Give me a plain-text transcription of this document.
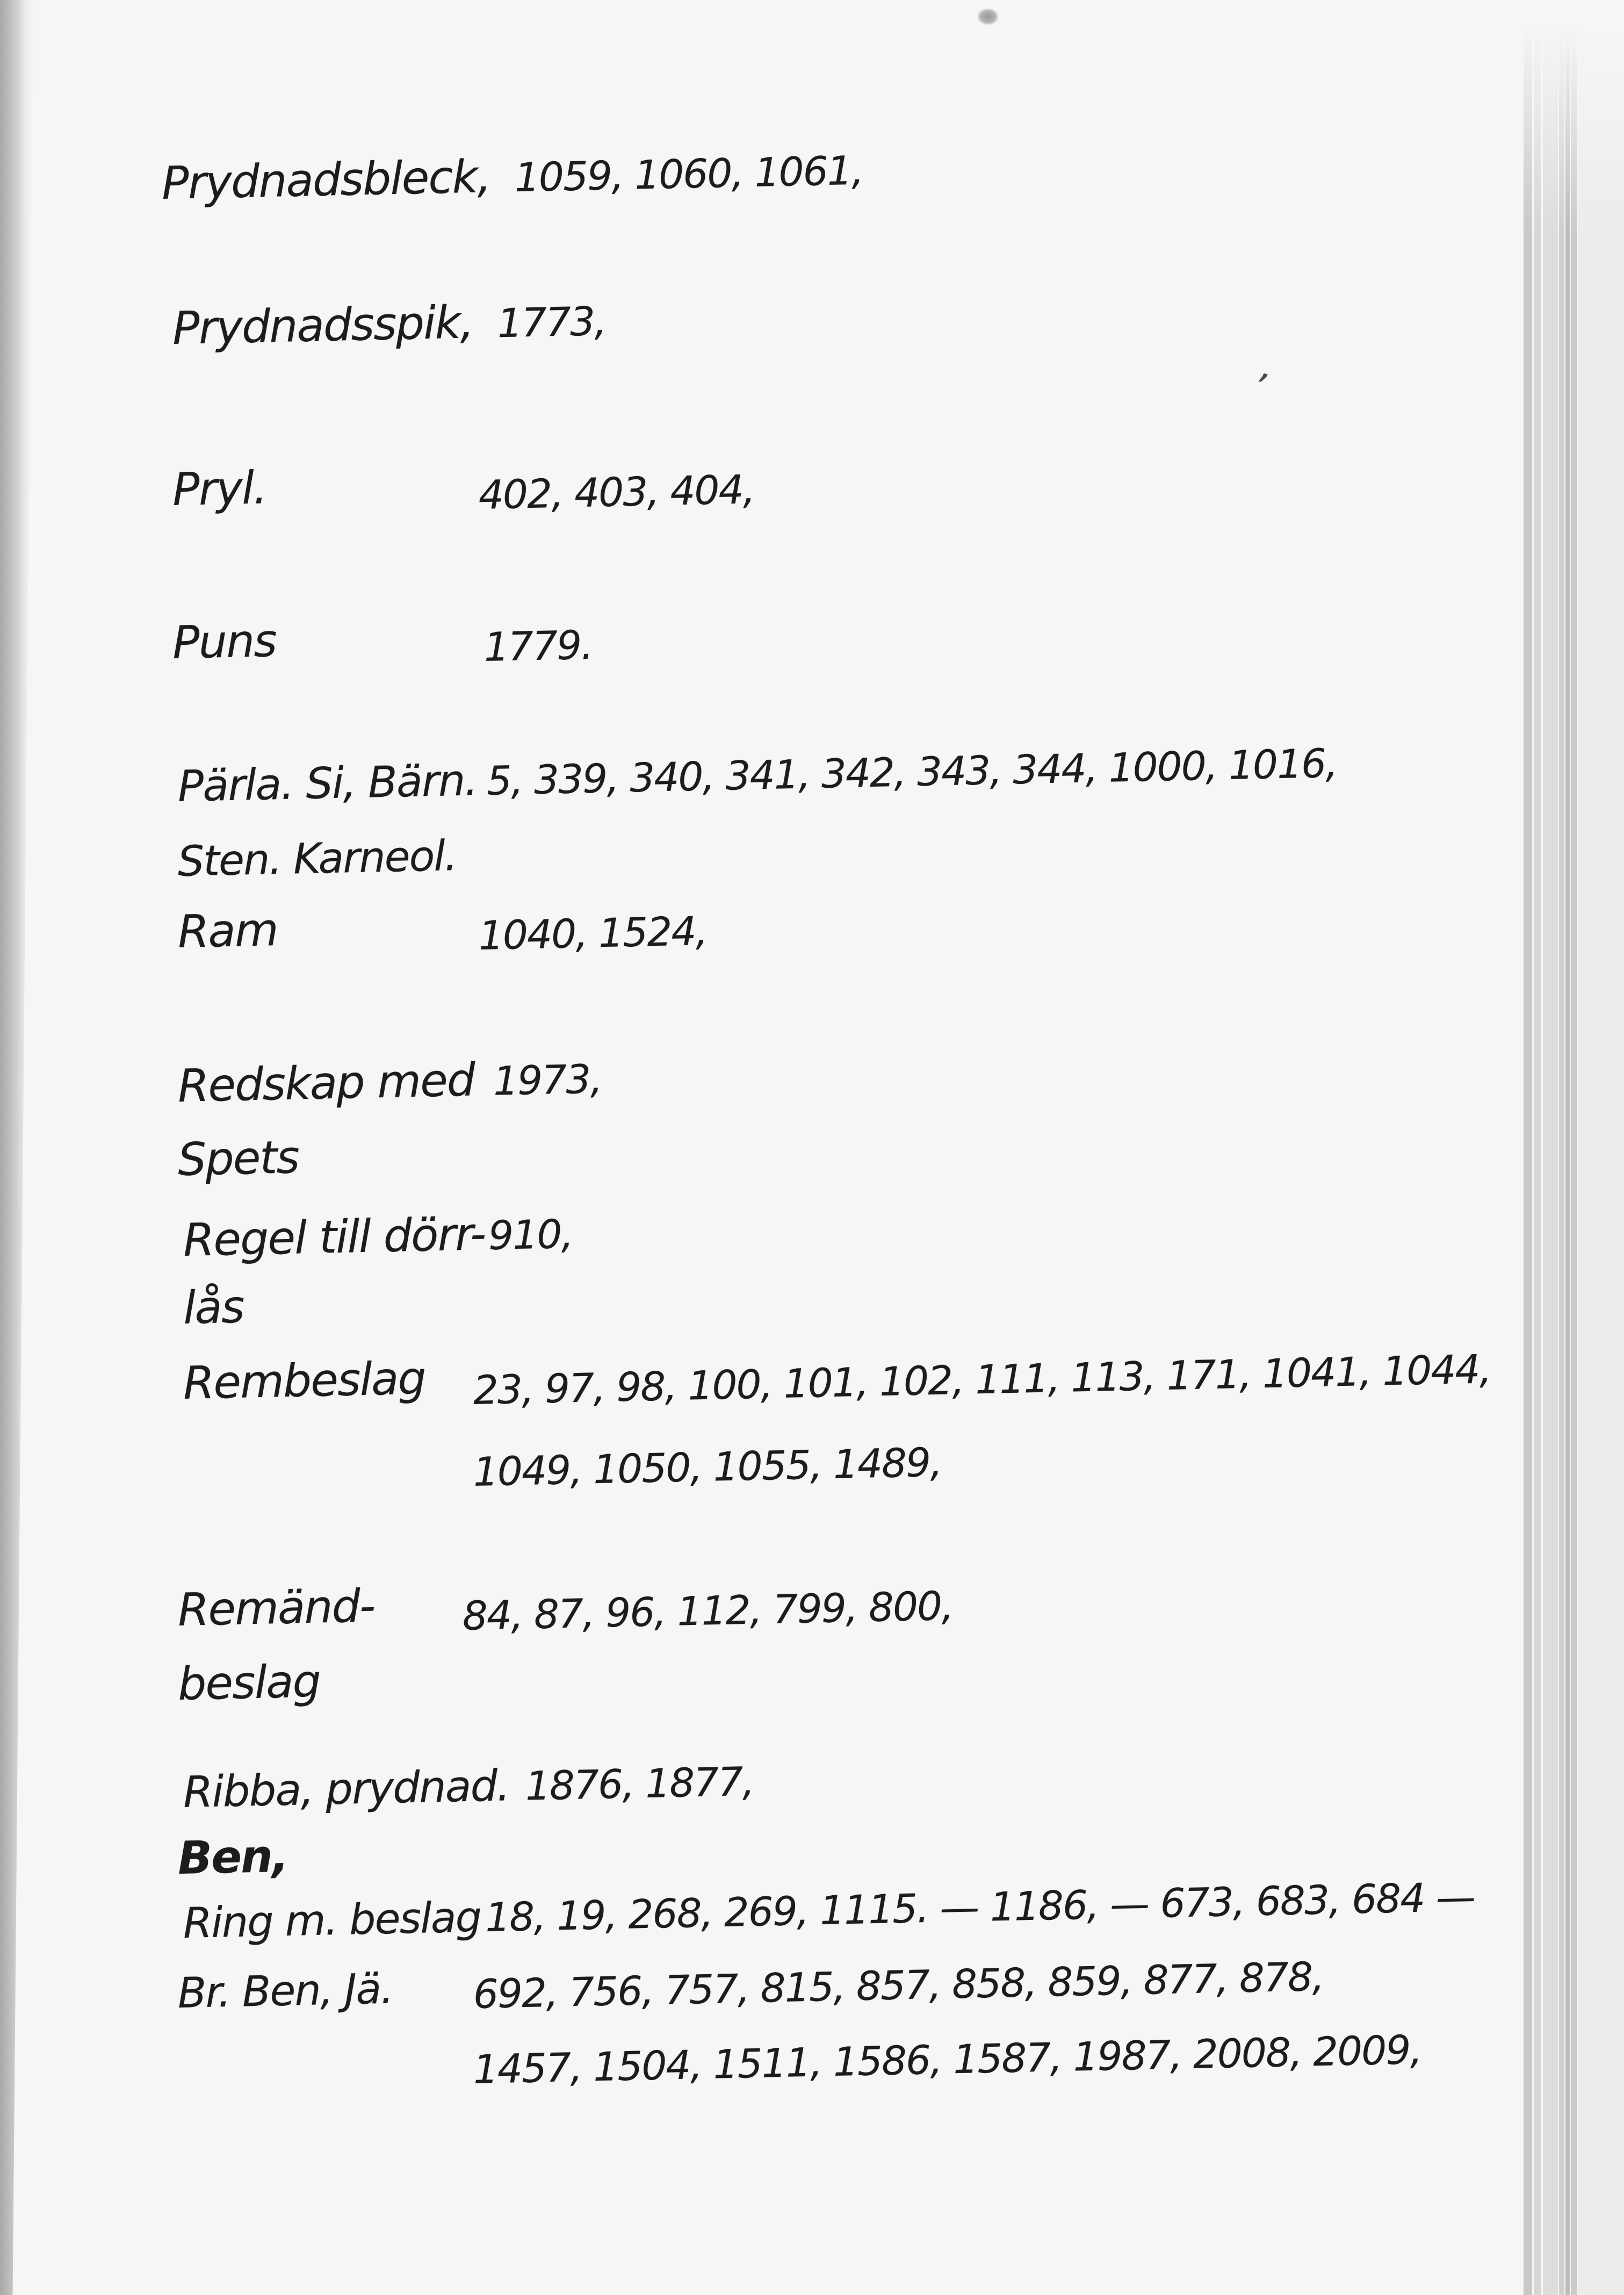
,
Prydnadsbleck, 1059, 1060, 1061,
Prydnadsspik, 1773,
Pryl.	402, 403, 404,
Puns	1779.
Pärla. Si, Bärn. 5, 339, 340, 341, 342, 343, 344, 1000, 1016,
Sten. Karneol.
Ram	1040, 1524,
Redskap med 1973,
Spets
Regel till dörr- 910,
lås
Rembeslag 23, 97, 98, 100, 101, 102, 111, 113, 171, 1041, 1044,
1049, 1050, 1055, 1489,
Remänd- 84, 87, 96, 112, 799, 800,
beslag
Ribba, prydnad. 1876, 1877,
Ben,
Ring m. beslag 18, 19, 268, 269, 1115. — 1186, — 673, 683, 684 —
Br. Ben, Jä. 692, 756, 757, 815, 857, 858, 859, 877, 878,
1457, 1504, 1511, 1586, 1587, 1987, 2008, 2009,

Written problem
Write out every record above exactly as it stands, but leave out the pictures.

Response below
Give me a plain-text transcription of this document.
,
Prydnadsbleck, 1059, 1060, 1061,
Prydnadsspik, 1773,
Pryl.	402, 403, 404,
Puns	1779.
Pärla. Si, Bärn. 5, 339, 340, 341, 342, 343, 344, 1000, 1016,
Sten. Karneol.
Ram	1040, 1524,
Redskap med 1973,
Spets
Regel till dörr- 910,
lås
Rembeslag 23, 97, 98, 100, 101, 102, 111, 113, 171, 1041, 1044,
1049, 1050, 1055, 1489,
Remänd- 84, 87, 96, 112, 799, 800,
beslag
Ribba, prydnad. 1876, 1877,
Ben,
Ring m. beslag 18, 19, 268, 269, 1115. — 1186, — 673, 683, 684 —
Br. Ben, Jä. 692, 756, 757, 815, 857, 858, 859, 877, 878,
1457, 1504, 1511, 1586, 1587, 1987, 2008, 2009,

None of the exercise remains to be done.